- _Records for the task_
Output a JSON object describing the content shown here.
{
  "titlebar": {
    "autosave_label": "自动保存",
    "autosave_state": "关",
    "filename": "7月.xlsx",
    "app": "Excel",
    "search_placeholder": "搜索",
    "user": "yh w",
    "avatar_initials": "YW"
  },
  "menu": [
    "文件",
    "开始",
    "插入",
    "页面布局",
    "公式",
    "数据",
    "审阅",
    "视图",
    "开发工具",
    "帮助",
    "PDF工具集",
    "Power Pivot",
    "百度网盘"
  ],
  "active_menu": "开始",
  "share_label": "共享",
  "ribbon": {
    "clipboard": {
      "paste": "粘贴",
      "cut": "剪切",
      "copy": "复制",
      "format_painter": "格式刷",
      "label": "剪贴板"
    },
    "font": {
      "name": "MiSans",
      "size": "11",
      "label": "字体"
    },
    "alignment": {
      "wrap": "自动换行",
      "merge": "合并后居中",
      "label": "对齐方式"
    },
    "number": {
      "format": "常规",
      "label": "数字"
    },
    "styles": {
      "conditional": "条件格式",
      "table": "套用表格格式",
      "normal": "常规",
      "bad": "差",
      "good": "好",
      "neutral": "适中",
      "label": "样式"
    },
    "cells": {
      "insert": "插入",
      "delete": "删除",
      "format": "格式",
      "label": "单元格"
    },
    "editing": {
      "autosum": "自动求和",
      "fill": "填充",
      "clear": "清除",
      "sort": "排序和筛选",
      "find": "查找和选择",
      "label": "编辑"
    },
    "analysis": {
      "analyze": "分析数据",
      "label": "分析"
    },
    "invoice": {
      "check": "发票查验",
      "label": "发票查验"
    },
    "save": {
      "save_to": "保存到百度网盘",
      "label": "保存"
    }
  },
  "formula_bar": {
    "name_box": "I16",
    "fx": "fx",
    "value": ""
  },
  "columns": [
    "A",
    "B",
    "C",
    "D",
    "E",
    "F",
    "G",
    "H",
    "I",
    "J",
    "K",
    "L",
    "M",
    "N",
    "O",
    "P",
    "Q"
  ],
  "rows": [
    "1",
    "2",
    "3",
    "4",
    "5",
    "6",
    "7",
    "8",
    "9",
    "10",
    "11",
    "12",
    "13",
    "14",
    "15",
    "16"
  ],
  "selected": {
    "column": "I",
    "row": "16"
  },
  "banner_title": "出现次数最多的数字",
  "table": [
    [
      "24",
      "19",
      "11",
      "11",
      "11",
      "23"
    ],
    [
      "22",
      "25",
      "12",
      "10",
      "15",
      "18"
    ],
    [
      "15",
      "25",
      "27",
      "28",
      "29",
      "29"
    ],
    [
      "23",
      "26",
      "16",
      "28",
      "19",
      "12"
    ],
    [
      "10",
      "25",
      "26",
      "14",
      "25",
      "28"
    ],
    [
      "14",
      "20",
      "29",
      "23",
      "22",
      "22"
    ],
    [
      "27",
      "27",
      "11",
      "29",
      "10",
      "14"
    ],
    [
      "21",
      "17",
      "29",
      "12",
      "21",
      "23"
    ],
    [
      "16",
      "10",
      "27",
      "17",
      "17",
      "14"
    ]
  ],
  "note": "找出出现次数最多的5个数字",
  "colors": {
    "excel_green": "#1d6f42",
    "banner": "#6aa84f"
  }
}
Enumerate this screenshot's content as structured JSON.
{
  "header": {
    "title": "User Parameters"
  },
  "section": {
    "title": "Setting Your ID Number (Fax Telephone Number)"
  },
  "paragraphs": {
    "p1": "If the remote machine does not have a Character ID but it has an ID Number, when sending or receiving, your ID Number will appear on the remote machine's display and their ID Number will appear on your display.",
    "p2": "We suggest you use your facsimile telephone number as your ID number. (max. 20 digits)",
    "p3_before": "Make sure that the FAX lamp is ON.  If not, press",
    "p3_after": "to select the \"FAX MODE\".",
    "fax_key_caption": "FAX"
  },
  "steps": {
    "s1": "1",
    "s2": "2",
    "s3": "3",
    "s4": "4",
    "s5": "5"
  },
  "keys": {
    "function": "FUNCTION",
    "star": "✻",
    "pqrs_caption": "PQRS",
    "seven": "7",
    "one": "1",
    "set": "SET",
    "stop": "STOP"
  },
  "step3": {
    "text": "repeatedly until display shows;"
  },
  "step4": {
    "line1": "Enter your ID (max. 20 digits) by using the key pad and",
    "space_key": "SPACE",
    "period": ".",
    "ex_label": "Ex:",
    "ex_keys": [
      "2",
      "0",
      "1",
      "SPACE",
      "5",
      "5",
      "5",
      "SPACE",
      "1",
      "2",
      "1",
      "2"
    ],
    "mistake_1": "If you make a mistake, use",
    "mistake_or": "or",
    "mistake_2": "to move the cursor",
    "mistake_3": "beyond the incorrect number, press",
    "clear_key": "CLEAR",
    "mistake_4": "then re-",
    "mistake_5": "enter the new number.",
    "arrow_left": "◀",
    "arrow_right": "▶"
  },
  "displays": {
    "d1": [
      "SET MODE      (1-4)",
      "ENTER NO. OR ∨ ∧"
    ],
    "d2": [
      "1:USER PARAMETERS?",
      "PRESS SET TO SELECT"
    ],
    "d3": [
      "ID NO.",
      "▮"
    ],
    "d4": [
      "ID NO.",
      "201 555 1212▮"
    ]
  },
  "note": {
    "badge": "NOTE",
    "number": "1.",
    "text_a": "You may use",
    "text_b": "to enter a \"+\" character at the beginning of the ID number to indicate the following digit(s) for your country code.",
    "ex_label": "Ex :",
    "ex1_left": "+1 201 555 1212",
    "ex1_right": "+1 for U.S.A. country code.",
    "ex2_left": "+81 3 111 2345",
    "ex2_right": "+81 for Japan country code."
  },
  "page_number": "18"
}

- _Instruction_
Each entry above is to be set down again in exactly the same words.

- _Task answer_
Output a JSON object describing the content shown here.
{
  "titlebar": {
    "autosave_label": "自动保存",
    "autosave_state": "关",
    "filename": "7月.xlsx",
    "app": "Excel",
    "search_placeholder": "搜索",
    "user": "yh w",
    "avatar_initials": "YW"
  },
  "menu": [
    "文件",
    "开始",
    "插入",
    "页面布局",
    "公式",
    "数据",
    "审阅",
    "视图",
    "开发工具",
    "帮助",
    "PDF工具集",
    "Power Pivot",
    "百度网盘"
  ],
  "active_menu": "开始",
  "share_label": "共享",
  "ribbon": {
    "clipboard": {
      "paste": "粘贴",
      "cut": "剪切",
      "copy": "复制",
      "format_painter": "格式刷",
      "label": "剪贴板"
    },
    "font": {
      "name": "MiSans",
      "size": "11",
      "label": "字体"
    },
    "alignment": {
      "wrap": "自动换行",
      "merge": "合并后居中",
      "label": "对齐方式"
    },
    "number": {
      "format": "常规",
      "label": "数字"
    },
    "styles": {
      "conditional": "条件格式",
      "table": "套用表格格式",
      "normal": "常规",
      "bad": "差",
      "good": "好",
      "neutral": "适中",
      "label": "样式"
    },
    "cells": {
      "insert": "插入",
      "delete": "删除",
      "format": "格式",
      "label": "单元格"
    },
    "editing": {
      "autosum": "自动求和",
      "fill": "填充",
      "clear": "清除",
      "sort": "排序和筛选",
      "find": "查找和选择",
      "label": "编辑"
    },
    "analysis": {
      "analyze": "分析数据",
      "label": "分析"
    },
    "invoice": {
      "check": "发票查验",
      "label": "发票查验"
    },
    "save": {
      "save_to": "保存到百度网盘",
      "label": "保存"
    }
  },
  "formula_bar": {
    "name_box": "I16",
    "fx": "fx",
    "value": ""
  },
  "columns": [
    "A",
    "B",
    "C",
    "D",
    "E",
    "F",
    "G",
    "H",
    "I",
    "J",
    "K",
    "L",
    "M",
    "N",
    "O",
    "P",
    "Q"
  ],
  "rows": [
    "1",
    "2",
    "3",
    "4",
    "5",
    "6",
    "7",
    "8",
    "9",
    "10",
    "11",
    "12",
    "13",
    "14",
    "15",
    "16"
  ],
  "selected": {
    "column": "I",
    "row": "16"
  },
  "banner_title": "出现次数最多的数字",
  "table": [
    [
      "24",
      "19",
      "11",
      "11",
      "11",
      "23"
    ],
    [
      "22",
      "25",
      "12",
      "10",
      "15",
      "18"
    ],
    [
      "15",
      "25",
      "27",
      "28",
      "29",
      "29"
    ],
    [
      "23",
      "26",
      "16",
      "28",
      "19",
      "12"
    ],
    [
      "10",
      "25",
      "26",
      "14",
      "25",
      "28"
    ],
    [
      "14",
      "20",
      "29",
      "23",
      "22",
      "22"
    ],
    [
      "27",
      "27",
      "11",
      "29",
      "10",
      "14"
    ],
    [
      "21",
      "17",
      "29",
      "12",
      "21",
      "23"
    ],
    [
      "16",
      "10",
      "27",
      "17",
      "17",
      "14"
    ]
  ],
  "note": "找出出现次数最多的5个数字",
  "colors": {
    "excel_green": "#1d6f42",
    "banner": "#6aa84f"
  }
}
Enumerate this screenshot's content as structured JSON.
{
  "header": {
    "title": "User Parameters"
  },
  "section": {
    "title": "Setting Your ID Number (Fax Telephone Number)"
  },
  "paragraphs": {
    "p1": "If the remote machine does not have a Character ID but it has an ID Number, when sending or receiving, your ID Number will appear on the remote machine's display and their ID Number will appear on your display.",
    "p2": "We suggest you use your facsimile telephone number as your ID number. (max. 20 digits)",
    "p3_before": "Make sure that the FAX lamp is ON.  If not, press",
    "p3_after": "to select the \"FAX MODE\".",
    "fax_key_caption": "FAX"
  },
  "steps": {
    "s1": "1",
    "s2": "2",
    "s3": "3",
    "s4": "4",
    "s5": "5"
  },
  "keys": {
    "function": "FUNCTION",
    "star": "✻",
    "pqrs_caption": "PQRS",
    "seven": "7",
    "one": "1",
    "set": "SET",
    "stop": "STOP"
  },
  "step3": {
    "text": "repeatedly until display shows;"
  },
  "step4": {
    "line1": "Enter your ID (max. 20 digits) by using the key pad and",
    "space_key": "SPACE",
    "period": ".",
    "ex_label": "Ex:",
    "ex_keys": [
      "2",
      "0",
      "1",
      "SPACE",
      "5",
      "5",
      "5",
      "SPACE",
      "1",
      "2",
      "1",
      "2"
    ],
    "mistake_1": "If you make a mistake, use",
    "mistake_or": "or",
    "mistake_2": "to move the cursor",
    "mistake_3": "beyond the incorrect number, press",
    "clear_key": "CLEAR",
    "mistake_4": "then re-",
    "mistake_5": "enter the new number.",
    "arrow_left": "◀",
    "arrow_right": "▶"
  },
  "displays": {
    "d1": [
      "SET MODE      (1-4)",
      "ENTER NO. OR ∨ ∧"
    ],
    "d2": [
      "1:USER PARAMETERS?",
      "PRESS SET TO SELECT"
    ],
    "d3": [
      "ID NO.",
      "▮"
    ],
    "d4": [
      "ID NO.",
      "201 555 1212▮"
    ]
  },
  "note": {
    "badge": "NOTE",
    "number": "1.",
    "text_a": "You may use",
    "text_b": "to enter a \"+\" character at the beginning of the ID number to indicate the following digit(s) for your country code.",
    "ex_label": "Ex :",
    "ex1_left": "+1 201 555 1212",
    "ex1_right": "+1 for U.S.A. country code.",
    "ex2_left": "+81 3 111 2345",
    "ex2_right": "+81 for Japan country code."
  },
  "page_number": "18"
}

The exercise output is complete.